YOUR OBJECTIVE:
Reproduce every line of the material below, but drop the pictures.

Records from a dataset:
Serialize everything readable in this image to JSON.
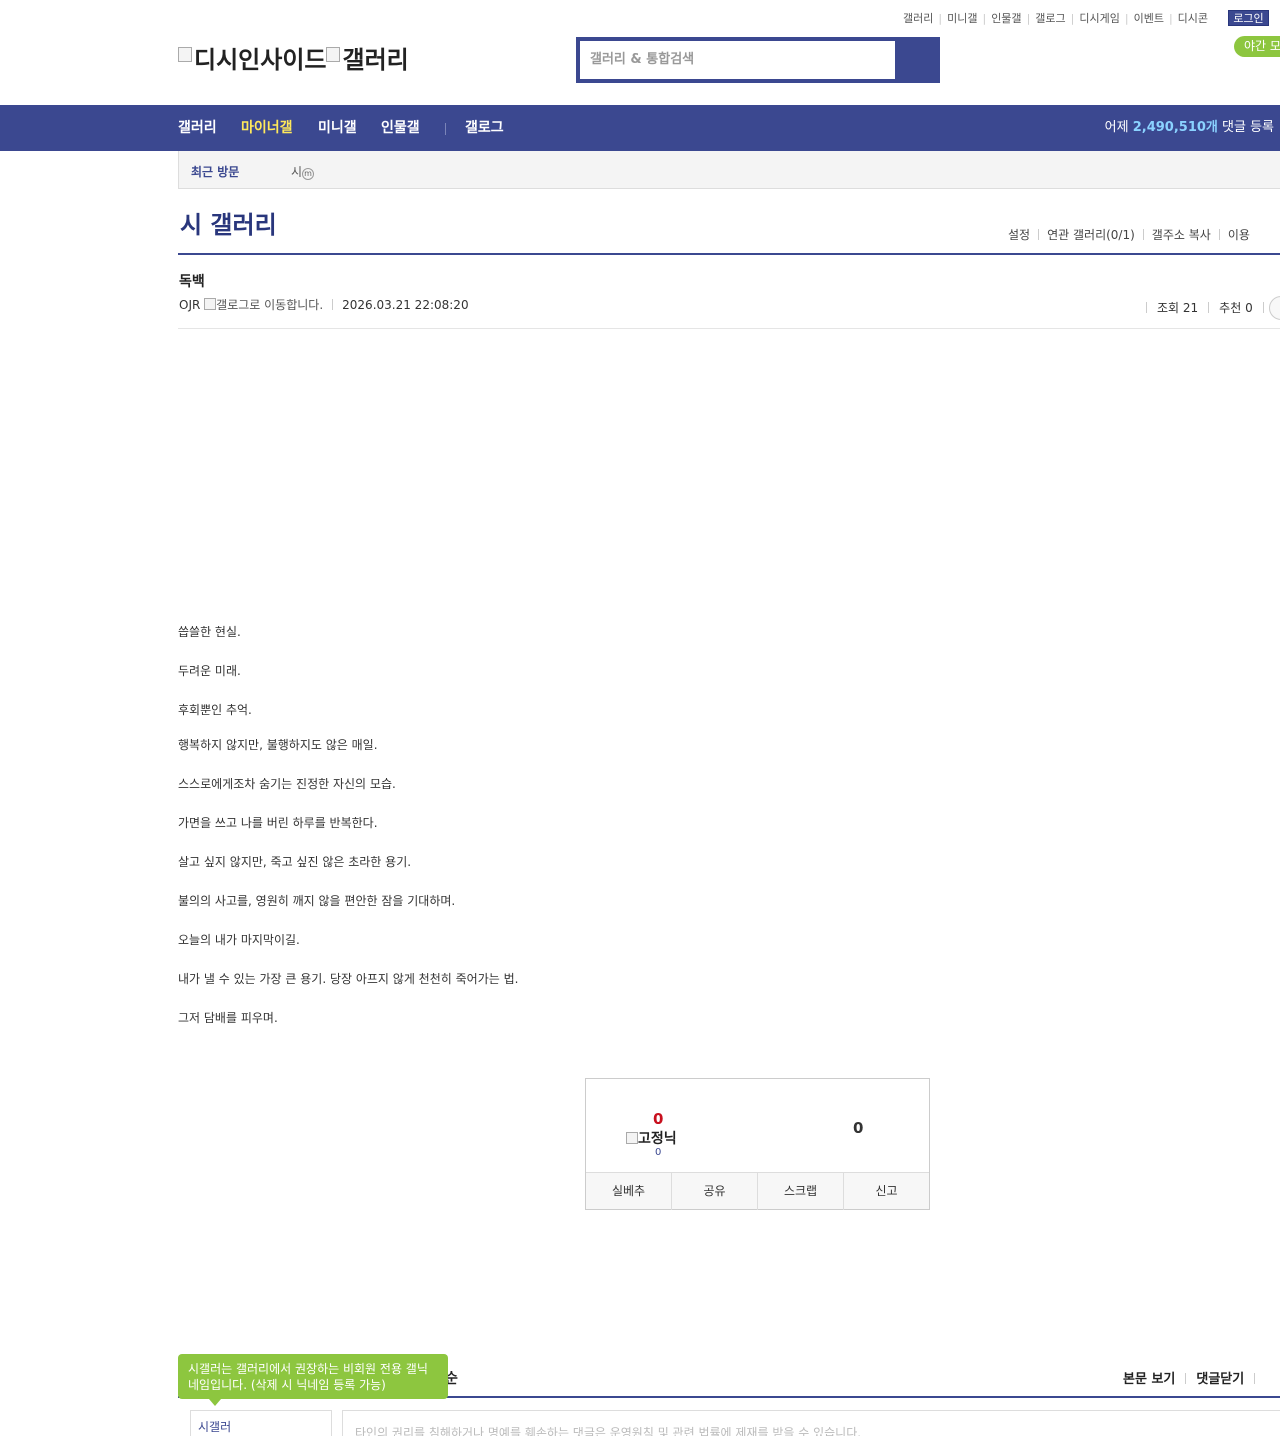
{
  "top_nav": {
    "items": [
      "갤러리",
      "미니갤",
      "인물갤",
      "갤로그",
      "디시게임",
      "이벤트",
      "디시콘"
    ],
    "login": "로그인",
    "night_mode": "야간 모"
  },
  "logo": {
    "site": "디시인사이드",
    "gallery": "갤러리"
  },
  "search": {
    "placeholder": "갤러리 & 통합검색"
  },
  "main_nav": {
    "items": [
      "갤러리",
      "마이너갤",
      "미니갤",
      "인물갤",
      "갤로그"
    ],
    "stat_prefix": "어제",
    "stat_count": "2,490,510개",
    "stat_suffix": "댓글 등록"
  },
  "recent": {
    "label": "최근 방문",
    "item": "시",
    "badge": "m"
  },
  "gallery": {
    "title": "시 갤러리",
    "menu": [
      "설정",
      "연관 갤러리(0/1)",
      "갤주소 복사",
      "이용"
    ]
  },
  "post": {
    "title": "독백",
    "author": "OJR",
    "gallog_alt": "갤로그로 이동합니다.",
    "date": "2026.03.21 22:08:20",
    "views_label": "조회 21",
    "recommend_label": "추천 0",
    "body": [
      "씁쓸한 현실.",
      "두려운 미래.",
      "후회뿐인 추억.",
      "행복하지 않지만, 불행하지도 않은 매일.",
      "스스로에게조차 숨기는 진정한 자신의 모습.",
      "가면을 쓰고 나를 버린 하루를 반복한다.",
      "살고 싶지 않지만, 죽고 싶진 않은 초라한 용기.",
      "불의의 사고를, 영원히 깨지 않을 편안한 잠을 기대하며.",
      "오늘의 내가 마지막이길.",
      "내가 낼 수 있는 가장 큰 용기. 당장 아프지 않게 천천히 죽어가는 법.",
      "그저 담배를 피우며."
    ]
  },
  "recommend_box": {
    "up_count": "0",
    "fixed_nick_alt": "고정닉",
    "fixed_nick_count": "0",
    "down_count": "0",
    "buttons": [
      "실베추",
      "공유",
      "스크랩",
      "신고"
    ]
  },
  "comments": {
    "tooltip": "시갤러는 갤러리에서 권장하는 비회원 전용 갤닉네임입니다. (삭제 시 닉네임 등록 가능)",
    "partial_title": "순",
    "links": [
      "본문 보기",
      "댓글닫기"
    ],
    "nick": "시갤러",
    "input_notice": "타인의 권리를 침해하거나 명예를 훼손하는 댓글은 운영원칙 및 관련 법률에 제재를 받을 수 있습니다."
  },
  "colors": {
    "brand": "#3b4890",
    "accent_yellow": "#ffe95b",
    "tooltip_green": "#8dc63f",
    "recommend_red": "#c8101e"
  }
}
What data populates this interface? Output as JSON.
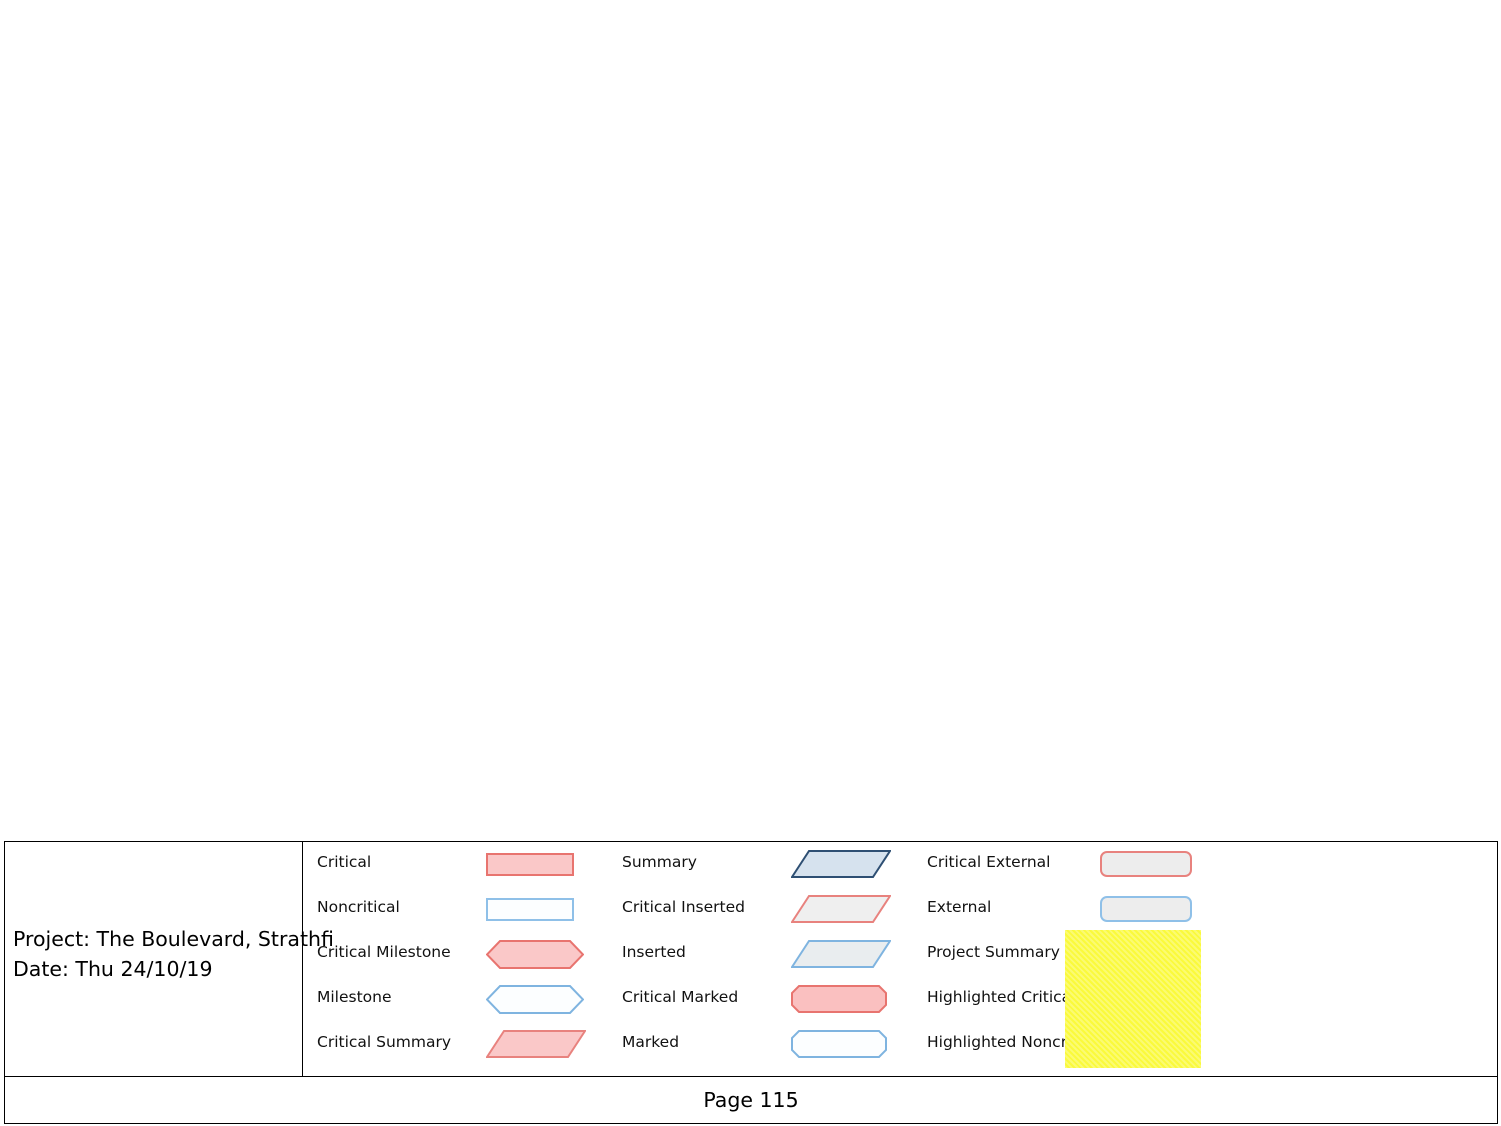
{
  "document": {
    "project_line": "Project: The Boulevard, Strathfi",
    "date_line": "Date: Thu 24/10/19",
    "page_label": "Page 115"
  },
  "legend": {
    "columns": [
      {
        "name": "column-1",
        "rows": [
          {
            "label": "Critical",
            "shape": "bar-critical"
          },
          {
            "label": "Noncritical",
            "shape": "bar-noncritical"
          },
          {
            "label": "Critical Milestone",
            "shape": "hexagon-critical"
          },
          {
            "label": "Milestone",
            "shape": "hexagon-noncritical"
          },
          {
            "label": "Critical Summary",
            "shape": "parallelogram-critical"
          }
        ]
      },
      {
        "name": "column-2",
        "rows": [
          {
            "label": "Summary",
            "shape": "parallelogram-summary"
          },
          {
            "label": "Critical Inserted",
            "shape": "parallelogram-critical-inserted"
          },
          {
            "label": "Inserted",
            "shape": "parallelogram-inserted"
          },
          {
            "label": "Critical Marked",
            "shape": "octagon-critical"
          },
          {
            "label": "Marked",
            "shape": "octagon-noncritical"
          }
        ]
      },
      {
        "name": "column-3",
        "rows": [
          {
            "label": "Critical External",
            "shape": "rounded-bar-critical-external"
          },
          {
            "label": "External",
            "shape": "rounded-bar-external"
          },
          {
            "label": "Project Summary",
            "shape": "project-summary-bracket"
          },
          {
            "label": "Highlighted Critical",
            "shape": "highlighted-critical-bracket"
          },
          {
            "label": "Highlighted Noncritical",
            "shape": "highlighted-noncritical-outline"
          }
        ]
      }
    ]
  },
  "colors": {
    "critical_fill": "#FAC8C8",
    "critical_border": "#E8746F",
    "noncritical_fill": "#FCFEFF",
    "noncritical_border": "#8FC0E8",
    "summary_fill": "#D6E2EE",
    "summary_border": "#2E4F73",
    "inserted_fill": "#ECECEC",
    "external_fill": "#EDEDED",
    "project_summary_border": "#C8794F",
    "highlight_overlay": "#FAFA3C",
    "highlighted_noncritical_border": "#7FB0B0",
    "frame_border": "#000000",
    "text": "#000000"
  }
}
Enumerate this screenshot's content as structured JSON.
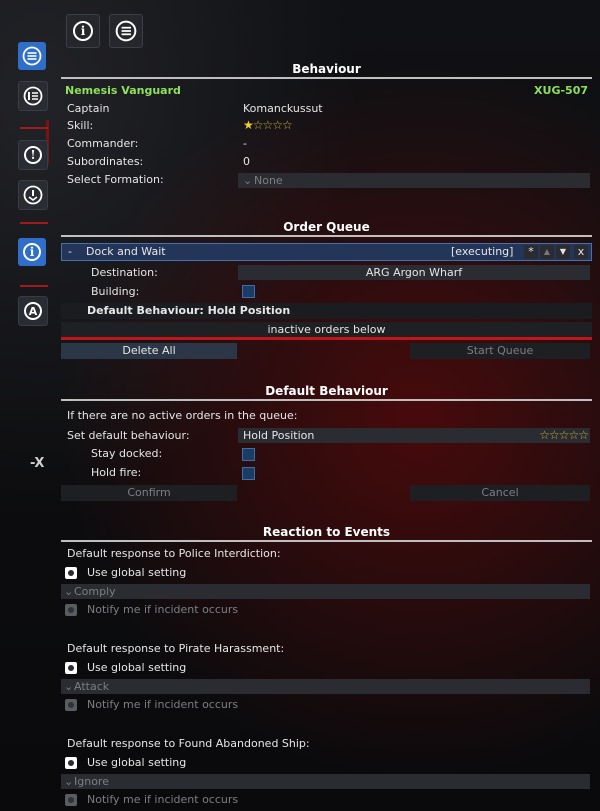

COMPLETE ANSWER:
Serialize everything readable in this image to JSON.
{
  "top_nav": {
    "items": [
      "갤러리",
      "미니갤",
      "인물갤",
      "갤로그",
      "디시게임",
      "이벤트",
      "디시콘"
    ],
    "login": "로그인",
    "night_mode": "야간 모"
  },
  "logo": {
    "site": "디시인사이드",
    "gallery": "갤러리"
  },
  "search": {
    "placeholder": "갤러리 & 통합검색"
  },
  "main_nav": {
    "items": [
      "갤러리",
      "마이너갤",
      "미니갤",
      "인물갤",
      "갤로그"
    ],
    "stat_prefix": "어제",
    "stat_count": "2,490,510개",
    "stat_suffix": "댓글 등록"
  },
  "recent": {
    "label": "최근 방문",
    "item": "시",
    "badge": "m"
  },
  "gallery": {
    "title": "시 갤러리",
    "menu": [
      "설정",
      "연관 갤러리(0/1)",
      "갤주소 복사",
      "이용"
    ]
  },
  "post": {
    "title": "독백",
    "author": "OJR",
    "gallog_alt": "갤로그로 이동합니다.",
    "date": "2026.03.21 22:08:20",
    "views_label": "조회 21",
    "recommend_label": "추천 0",
    "body": [
      "씁쓸한 현실.",
      "두려운 미래.",
      "후회뿐인 추억.",
      "행복하지 않지만, 불행하지도 않은 매일.",
      "스스로에게조차 숨기는 진정한 자신의 모습.",
      "가면을 쓰고 나를 버린 하루를 반복한다.",
      "살고 싶지 않지만, 죽고 싶진 않은 초라한 용기.",
      "불의의 사고를, 영원히 깨지 않을 편안한 잠을 기대하며.",
      "오늘의 내가 마지막이길.",
      "내가 낼 수 있는 가장 큰 용기. 당장 아프지 않게 천천히 죽어가는 법.",
      "그저 담배를 피우며."
    ]
  },
  "recommend_box": {
    "up_count": "0",
    "fixed_nick_alt": "고정닉",
    "fixed_nick_count": "0",
    "down_count": "0",
    "buttons": [
      "실베추",
      "공유",
      "스크랩",
      "신고"
    ]
  },
  "comments": {
    "tooltip": "시갤러는 갤러리에서 권장하는 비회원 전용 갤닉네임입니다. (삭제 시 닉네임 등록 가능)",
    "partial_title": "순",
    "links": [
      "본문 보기",
      "댓글닫기"
    ],
    "nick": "시갤러",
    "input_notice": "타인의 권리를 침해하거나 명예를 훼손하는 댓글은 운영원칙 및 관련 법률에 제재를 받을 수 있습니다."
  },
  "colors": {
    "brand": "#3b4890",
    "accent_yellow": "#ffe95b",
    "tooltip_green": "#8dc63f",
    "recommend_red": "#c8101e"
  }
}
What data populates this interface? Output as JSON.
{
  "document": {
    "project_line": "Project: The Boulevard, Strathfi",
    "date_line": "Date: Thu 24/10/19",
    "page_label": "Page 115"
  },
  "legend": {
    "columns": [
      {
        "name": "column-1",
        "rows": [
          {
            "label": "Critical",
            "shape": "bar-critical"
          },
          {
            "label": "Noncritical",
            "shape": "bar-noncritical"
          },
          {
            "label": "Critical Milestone",
            "shape": "hexagon-critical"
          },
          {
            "label": "Milestone",
            "shape": "hexagon-noncritical"
          },
          {
            "label": "Critical Summary",
            "shape": "parallelogram-critical"
          }
        ]
      },
      {
        "name": "column-2",
        "rows": [
          {
            "label": "Summary",
            "shape": "parallelogram-summary"
          },
          {
            "label": "Critical Inserted",
            "shape": "parallelogram-critical-inserted"
          },
          {
            "label": "Inserted",
            "shape": "parallelogram-inserted"
          },
          {
            "label": "Critical Marked",
            "shape": "octagon-critical"
          },
          {
            "label": "Marked",
            "shape": "octagon-noncritical"
          }
        ]
      },
      {
        "name": "column-3",
        "rows": [
          {
            "label": "Critical External",
            "shape": "rounded-bar-critical-external"
          },
          {
            "label": "External",
            "shape": "rounded-bar-external"
          },
          {
            "label": "Project Summary",
            "shape": "project-summary-bracket"
          },
          {
            "label": "Highlighted Critical",
            "shape": "highlighted-critical-bracket"
          },
          {
            "label": "Highlighted Noncritical",
            "shape": "highlighted-noncritical-outline"
          }
        ]
      }
    ]
  },
  "colors": {
    "critical_fill": "#FAC8C8",
    "critical_border": "#E8746F",
    "noncritical_fill": "#FCFEFF",
    "noncritical_border": "#8FC0E8",
    "summary_fill": "#D6E2EE",
    "summary_border": "#2E4F73",
    "inserted_fill": "#ECECEC",
    "external_fill": "#EDEDED",
    "project_summary_border": "#C8794F",
    "highlight_overlay": "#FAFA3C",
    "highlighted_noncritical_border": "#7FB0B0",
    "frame_border": "#000000",
    "text": "#000000"
  }
}
Enumerate this screenshot's content as structured JSON.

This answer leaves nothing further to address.